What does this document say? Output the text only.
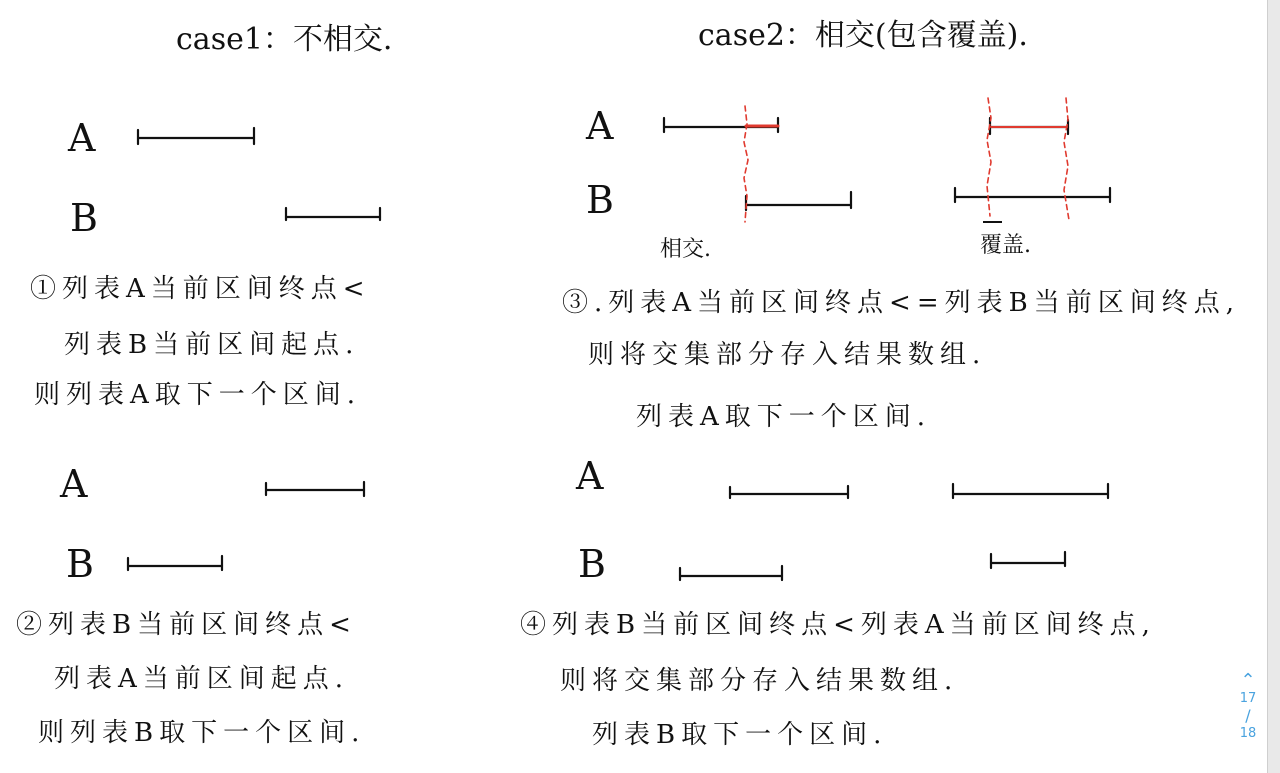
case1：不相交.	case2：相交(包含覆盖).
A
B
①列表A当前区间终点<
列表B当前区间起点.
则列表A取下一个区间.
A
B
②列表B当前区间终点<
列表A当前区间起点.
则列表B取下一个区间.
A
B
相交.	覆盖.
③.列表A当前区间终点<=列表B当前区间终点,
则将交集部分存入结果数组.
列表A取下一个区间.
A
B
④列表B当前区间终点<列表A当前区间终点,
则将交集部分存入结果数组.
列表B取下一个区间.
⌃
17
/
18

Task to complete: Print the complete listing exactly as it stands, without its pictures.

Worked answer:
What does this document say? Output the text only.
case1：不相交.	case2：相交(包含覆盖).
A
B
①列表A当前区间终点<
列表B当前区间起点.
则列表A取下一个区间.
A
B
②列表B当前区间终点<
列表A当前区间起点.
则列表B取下一个区间.
A
B
相交.	覆盖.
③.列表A当前区间终点<=列表B当前区间终点,
则将交集部分存入结果数组.
列表A取下一个区间.
A
B
④列表B当前区间终点<列表A当前区间终点,
则将交集部分存入结果数组.
列表B取下一个区间.
⌃
17
/
18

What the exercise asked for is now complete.